**Directions**
Please go line by line through the material and copy each one containing the word "CENTRAL".

**Records for this exercise**
○ ○ ○ ○ ○
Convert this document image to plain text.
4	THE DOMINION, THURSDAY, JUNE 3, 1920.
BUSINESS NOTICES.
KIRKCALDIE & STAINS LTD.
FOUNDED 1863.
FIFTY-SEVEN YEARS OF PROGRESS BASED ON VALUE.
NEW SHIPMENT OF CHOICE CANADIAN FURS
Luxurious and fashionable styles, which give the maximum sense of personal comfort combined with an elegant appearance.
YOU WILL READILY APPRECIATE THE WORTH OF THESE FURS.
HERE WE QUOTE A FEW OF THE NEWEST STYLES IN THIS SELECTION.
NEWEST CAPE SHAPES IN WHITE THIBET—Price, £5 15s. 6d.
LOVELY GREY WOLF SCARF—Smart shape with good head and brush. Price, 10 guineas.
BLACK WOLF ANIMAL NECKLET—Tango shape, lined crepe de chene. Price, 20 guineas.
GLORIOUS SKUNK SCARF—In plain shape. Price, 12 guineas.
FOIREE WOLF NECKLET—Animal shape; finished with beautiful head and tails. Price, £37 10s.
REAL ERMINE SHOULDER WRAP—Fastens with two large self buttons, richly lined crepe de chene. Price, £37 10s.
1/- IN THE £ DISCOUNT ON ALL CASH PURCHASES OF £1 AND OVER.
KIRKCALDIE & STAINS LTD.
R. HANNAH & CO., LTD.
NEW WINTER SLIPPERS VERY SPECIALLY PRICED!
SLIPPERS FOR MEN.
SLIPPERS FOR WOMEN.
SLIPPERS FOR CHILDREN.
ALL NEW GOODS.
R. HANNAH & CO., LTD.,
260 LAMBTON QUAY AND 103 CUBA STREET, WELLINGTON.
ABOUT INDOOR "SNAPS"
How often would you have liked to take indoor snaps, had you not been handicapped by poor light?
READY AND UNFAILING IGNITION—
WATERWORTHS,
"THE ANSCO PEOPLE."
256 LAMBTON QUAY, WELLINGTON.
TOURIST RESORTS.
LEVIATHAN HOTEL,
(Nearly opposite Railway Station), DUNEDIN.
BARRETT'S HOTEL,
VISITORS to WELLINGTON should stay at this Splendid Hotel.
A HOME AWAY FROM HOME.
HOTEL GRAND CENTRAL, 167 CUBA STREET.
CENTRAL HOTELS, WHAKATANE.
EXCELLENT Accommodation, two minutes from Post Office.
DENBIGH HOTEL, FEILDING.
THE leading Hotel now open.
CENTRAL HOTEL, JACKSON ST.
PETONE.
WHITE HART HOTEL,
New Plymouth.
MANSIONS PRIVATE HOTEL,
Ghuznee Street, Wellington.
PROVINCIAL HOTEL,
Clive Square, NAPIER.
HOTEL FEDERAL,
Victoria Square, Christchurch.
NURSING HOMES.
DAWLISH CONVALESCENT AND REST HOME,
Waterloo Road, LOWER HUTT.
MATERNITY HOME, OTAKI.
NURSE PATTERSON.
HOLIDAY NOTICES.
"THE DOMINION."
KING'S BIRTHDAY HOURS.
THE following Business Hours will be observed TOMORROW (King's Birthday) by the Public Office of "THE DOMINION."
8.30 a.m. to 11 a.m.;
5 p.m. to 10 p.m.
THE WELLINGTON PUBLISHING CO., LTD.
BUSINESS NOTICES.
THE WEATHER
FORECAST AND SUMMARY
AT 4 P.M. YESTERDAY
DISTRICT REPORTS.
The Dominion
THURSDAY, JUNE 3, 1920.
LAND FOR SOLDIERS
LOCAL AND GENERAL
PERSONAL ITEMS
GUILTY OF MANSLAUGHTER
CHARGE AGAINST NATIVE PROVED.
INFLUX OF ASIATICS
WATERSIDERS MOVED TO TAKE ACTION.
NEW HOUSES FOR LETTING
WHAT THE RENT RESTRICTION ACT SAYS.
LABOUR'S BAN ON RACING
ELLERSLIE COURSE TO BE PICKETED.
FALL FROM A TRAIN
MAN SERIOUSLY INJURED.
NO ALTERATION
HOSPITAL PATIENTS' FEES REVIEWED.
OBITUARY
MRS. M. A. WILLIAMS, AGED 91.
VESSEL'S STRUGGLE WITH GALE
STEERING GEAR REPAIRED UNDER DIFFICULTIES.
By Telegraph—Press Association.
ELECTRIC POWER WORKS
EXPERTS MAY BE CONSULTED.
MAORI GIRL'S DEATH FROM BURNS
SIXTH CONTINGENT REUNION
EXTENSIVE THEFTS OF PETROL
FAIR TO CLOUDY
○ ○ ○ ○ ○
**Your solution**
HOTEL GRAND CENTRAL, 167 CUBA STREET.
CENTRAL HOTELS, WHAKATANE.
CENTRAL HOTEL, JACKSON ST.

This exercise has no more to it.